▶ **THE EXERCISE**:
Output every line of the material exactly, omitting images.

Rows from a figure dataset
---

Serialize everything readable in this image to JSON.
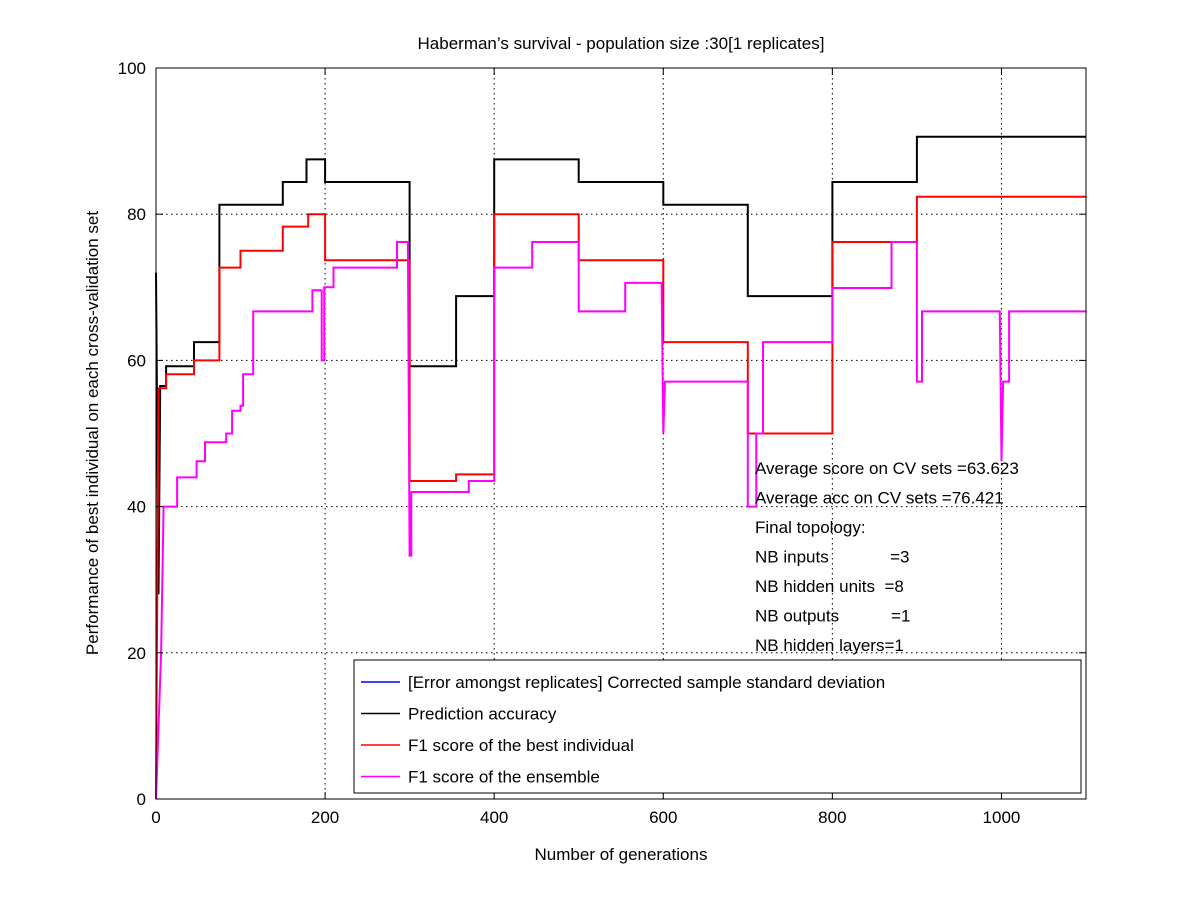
{
  "chart_data": {
    "type": "line",
    "title": "Haberman’s survival - population size :30[1 replicates]",
    "xlabel": "Number of generations",
    "ylabel": "Performance of best individual on each cross-validation set",
    "xlim": [
      0,
      1100
    ],
    "ylim": [
      0,
      100
    ],
    "xticks": [
      0,
      200,
      400,
      600,
      800,
      1000
    ],
    "yticks": [
      0,
      20,
      40,
      60,
      80,
      100
    ],
    "grid": true,
    "legend_position": "bottom-right",
    "series": [
      {
        "name": "[Error amongst replicates] Corrected sample standard deviation",
        "color": "#0000ff",
        "points": []
      },
      {
        "name": "Prediction accuracy",
        "color": "#000000",
        "points": [
          [
            0,
            72
          ],
          [
            3,
            28
          ],
          [
            5,
            56.5
          ],
          [
            12,
            56.5
          ],
          [
            12,
            59.2
          ],
          [
            45,
            59.2
          ],
          [
            45,
            62.5
          ],
          [
            75,
            62.5
          ],
          [
            75,
            81.3
          ],
          [
            150,
            81.3
          ],
          [
            150,
            84.4
          ],
          [
            178,
            84.4
          ],
          [
            178,
            87.5
          ],
          [
            200,
            87.5
          ],
          [
            200,
            84.4
          ],
          [
            300,
            84.4
          ],
          [
            300,
            59.2
          ],
          [
            355,
            59.2
          ],
          [
            355,
            68.8
          ],
          [
            400,
            68.8
          ],
          [
            400,
            87.5
          ],
          [
            500,
            87.5
          ],
          [
            500,
            84.4
          ],
          [
            600,
            84.4
          ],
          [
            600,
            81.3
          ],
          [
            700,
            81.3
          ],
          [
            700,
            68.8
          ],
          [
            800,
            68.8
          ],
          [
            800,
            84.4
          ],
          [
            900,
            84.4
          ],
          [
            900,
            90.6
          ],
          [
            1100,
            90.6
          ]
        ]
      },
      {
        "name": "F1 score of the best individual",
        "color": "#ff0000",
        "points": [
          [
            0,
            0
          ],
          [
            3,
            56.2
          ],
          [
            12,
            56.2
          ],
          [
            12,
            58.1
          ],
          [
            45,
            58.1
          ],
          [
            45,
            60
          ],
          [
            75,
            60
          ],
          [
            75,
            72.7
          ],
          [
            100,
            72.7
          ],
          [
            100,
            75
          ],
          [
            150,
            75
          ],
          [
            150,
            78.3
          ],
          [
            180,
            78.3
          ],
          [
            180,
            80
          ],
          [
            200,
            80
          ],
          [
            200,
            73.7
          ],
          [
            300,
            73.7
          ],
          [
            300,
            43.5
          ],
          [
            355,
            43.5
          ],
          [
            355,
            44.4
          ],
          [
            400,
            44.4
          ],
          [
            400,
            80
          ],
          [
            500,
            80
          ],
          [
            500,
            73.7
          ],
          [
            600,
            73.7
          ],
          [
            600,
            62.5
          ],
          [
            700,
            62.5
          ],
          [
            700,
            50
          ],
          [
            800,
            50
          ],
          [
            800,
            76.2
          ],
          [
            900,
            76.2
          ],
          [
            900,
            82.4
          ],
          [
            1100,
            82.4
          ]
        ]
      },
      {
        "name": "F1 score of the ensemble",
        "color": "#ff00ff",
        "points": [
          [
            0,
            0
          ],
          [
            6,
            20
          ],
          [
            9,
            40
          ],
          [
            25,
            40
          ],
          [
            25,
            44
          ],
          [
            48,
            44
          ],
          [
            48,
            46.2
          ],
          [
            58,
            46.2
          ],
          [
            58,
            48.8
          ],
          [
            83,
            48.8
          ],
          [
            83,
            50
          ],
          [
            90,
            50
          ],
          [
            90,
            53.1
          ],
          [
            100,
            53.1
          ],
          [
            100,
            53.8
          ],
          [
            103,
            53.8
          ],
          [
            103,
            58.1
          ],
          [
            115,
            58.1
          ],
          [
            115,
            66.7
          ],
          [
            185,
            66.7
          ],
          [
            185,
            69.6
          ],
          [
            196,
            69.6
          ],
          [
            196,
            60
          ],
          [
            199,
            60
          ],
          [
            199,
            70
          ],
          [
            210,
            70
          ],
          [
            210,
            72.7
          ],
          [
            285,
            72.7
          ],
          [
            285,
            76.2
          ],
          [
            298,
            76.2
          ],
          [
            300,
            33.3
          ],
          [
            302,
            33.3
          ],
          [
            302,
            42
          ],
          [
            370,
            42
          ],
          [
            370,
            43.5
          ],
          [
            400,
            43.5
          ],
          [
            400,
            72.7
          ],
          [
            445,
            72.7
          ],
          [
            445,
            76.2
          ],
          [
            500,
            76.2
          ],
          [
            500,
            66.7
          ],
          [
            555,
            66.7
          ],
          [
            555,
            70.6
          ],
          [
            598,
            70.6
          ],
          [
            600,
            50
          ],
          [
            602,
            57.1
          ],
          [
            700,
            57.1
          ],
          [
            700,
            40
          ],
          [
            710,
            40
          ],
          [
            710,
            50
          ],
          [
            718,
            50
          ],
          [
            718,
            62.5
          ],
          [
            800,
            62.5
          ],
          [
            800,
            69.9
          ],
          [
            870,
            69.9
          ],
          [
            870,
            76.2
          ],
          [
            900,
            76.2
          ],
          [
            900,
            57.1
          ],
          [
            906,
            57.1
          ],
          [
            906,
            66.7
          ],
          [
            998,
            66.7
          ],
          [
            1000,
            46.2
          ],
          [
            1002,
            57.1
          ],
          [
            1009,
            57.1
          ],
          [
            1009,
            66.7
          ],
          [
            1100,
            66.7
          ]
        ]
      }
    ],
    "annotations": [
      "Average score on CV sets =63.623",
      "Average acc on CV sets =76.421",
      "Final topology:",
      "NB inputs             =3",
      "NB hidden units  =8",
      "NB outputs           =1",
      "NB hidden layers=1"
    ]
  }
}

---

▶ **COMPLETED TASK**:
Serialize everything readable in this image to JSON.
{
  "chart_data": {
    "type": "line",
    "title": "Haberman’s survival - population size :30[1 replicates]",
    "xlabel": "Number of generations",
    "ylabel": "Performance of best individual on each cross-validation set",
    "xlim": [
      0,
      1100
    ],
    "ylim": [
      0,
      100
    ],
    "xticks": [
      0,
      200,
      400,
      600,
      800,
      1000
    ],
    "yticks": [
      0,
      20,
      40,
      60,
      80,
      100
    ],
    "grid": true,
    "legend_position": "bottom-right",
    "series": [
      {
        "name": "[Error amongst replicates] Corrected sample standard deviation",
        "color": "#0000ff",
        "points": []
      },
      {
        "name": "Prediction accuracy",
        "color": "#000000",
        "points": [
          [
            0,
            72
          ],
          [
            3,
            28
          ],
          [
            5,
            56.5
          ],
          [
            12,
            56.5
          ],
          [
            12,
            59.2
          ],
          [
            45,
            59.2
          ],
          [
            45,
            62.5
          ],
          [
            75,
            62.5
          ],
          [
            75,
            81.3
          ],
          [
            150,
            81.3
          ],
          [
            150,
            84.4
          ],
          [
            178,
            84.4
          ],
          [
            178,
            87.5
          ],
          [
            200,
            87.5
          ],
          [
            200,
            84.4
          ],
          [
            300,
            84.4
          ],
          [
            300,
            59.2
          ],
          [
            355,
            59.2
          ],
          [
            355,
            68.8
          ],
          [
            400,
            68.8
          ],
          [
            400,
            87.5
          ],
          [
            500,
            87.5
          ],
          [
            500,
            84.4
          ],
          [
            600,
            84.4
          ],
          [
            600,
            81.3
          ],
          [
            700,
            81.3
          ],
          [
            700,
            68.8
          ],
          [
            800,
            68.8
          ],
          [
            800,
            84.4
          ],
          [
            900,
            84.4
          ],
          [
            900,
            90.6
          ],
          [
            1100,
            90.6
          ]
        ]
      },
      {
        "name": "F1 score of the best individual",
        "color": "#ff0000",
        "points": [
          [
            0,
            0
          ],
          [
            3,
            56.2
          ],
          [
            12,
            56.2
          ],
          [
            12,
            58.1
          ],
          [
            45,
            58.1
          ],
          [
            45,
            60
          ],
          [
            75,
            60
          ],
          [
            75,
            72.7
          ],
          [
            100,
            72.7
          ],
          [
            100,
            75
          ],
          [
            150,
            75
          ],
          [
            150,
            78.3
          ],
          [
            180,
            78.3
          ],
          [
            180,
            80
          ],
          [
            200,
            80
          ],
          [
            200,
            73.7
          ],
          [
            300,
            73.7
          ],
          [
            300,
            43.5
          ],
          [
            355,
            43.5
          ],
          [
            355,
            44.4
          ],
          [
            400,
            44.4
          ],
          [
            400,
            80
          ],
          [
            500,
            80
          ],
          [
            500,
            73.7
          ],
          [
            600,
            73.7
          ],
          [
            600,
            62.5
          ],
          [
            700,
            62.5
          ],
          [
            700,
            50
          ],
          [
            800,
            50
          ],
          [
            800,
            76.2
          ],
          [
            900,
            76.2
          ],
          [
            900,
            82.4
          ],
          [
            1100,
            82.4
          ]
        ]
      },
      {
        "name": "F1 score of the ensemble",
        "color": "#ff00ff",
        "points": [
          [
            0,
            0
          ],
          [
            6,
            20
          ],
          [
            9,
            40
          ],
          [
            25,
            40
          ],
          [
            25,
            44
          ],
          [
            48,
            44
          ],
          [
            48,
            46.2
          ],
          [
            58,
            46.2
          ],
          [
            58,
            48.8
          ],
          [
            83,
            48.8
          ],
          [
            83,
            50
          ],
          [
            90,
            50
          ],
          [
            90,
            53.1
          ],
          [
            100,
            53.1
          ],
          [
            100,
            53.8
          ],
          [
            103,
            53.8
          ],
          [
            103,
            58.1
          ],
          [
            115,
            58.1
          ],
          [
            115,
            66.7
          ],
          [
            185,
            66.7
          ],
          [
            185,
            69.6
          ],
          [
            196,
            69.6
          ],
          [
            196,
            60
          ],
          [
            199,
            60
          ],
          [
            199,
            70
          ],
          [
            210,
            70
          ],
          [
            210,
            72.7
          ],
          [
            285,
            72.7
          ],
          [
            285,
            76.2
          ],
          [
            298,
            76.2
          ],
          [
            300,
            33.3
          ],
          [
            302,
            33.3
          ],
          [
            302,
            42
          ],
          [
            370,
            42
          ],
          [
            370,
            43.5
          ],
          [
            400,
            43.5
          ],
          [
            400,
            72.7
          ],
          [
            445,
            72.7
          ],
          [
            445,
            76.2
          ],
          [
            500,
            76.2
          ],
          [
            500,
            66.7
          ],
          [
            555,
            66.7
          ],
          [
            555,
            70.6
          ],
          [
            598,
            70.6
          ],
          [
            600,
            50
          ],
          [
            602,
            57.1
          ],
          [
            700,
            57.1
          ],
          [
            700,
            40
          ],
          [
            710,
            40
          ],
          [
            710,
            50
          ],
          [
            718,
            50
          ],
          [
            718,
            62.5
          ],
          [
            800,
            62.5
          ],
          [
            800,
            69.9
          ],
          [
            870,
            69.9
          ],
          [
            870,
            76.2
          ],
          [
            900,
            76.2
          ],
          [
            900,
            57.1
          ],
          [
            906,
            57.1
          ],
          [
            906,
            66.7
          ],
          [
            998,
            66.7
          ],
          [
            1000,
            46.2
          ],
          [
            1002,
            57.1
          ],
          [
            1009,
            57.1
          ],
          [
            1009,
            66.7
          ],
          [
            1100,
            66.7
          ]
        ]
      }
    ],
    "annotations": [
      "Average score on CV sets =63.623",
      "Average acc on CV sets =76.421",
      "Final topology:",
      "NB inputs             =3",
      "NB hidden units  =8",
      "NB outputs           =1",
      "NB hidden layers=1"
    ]
  }
}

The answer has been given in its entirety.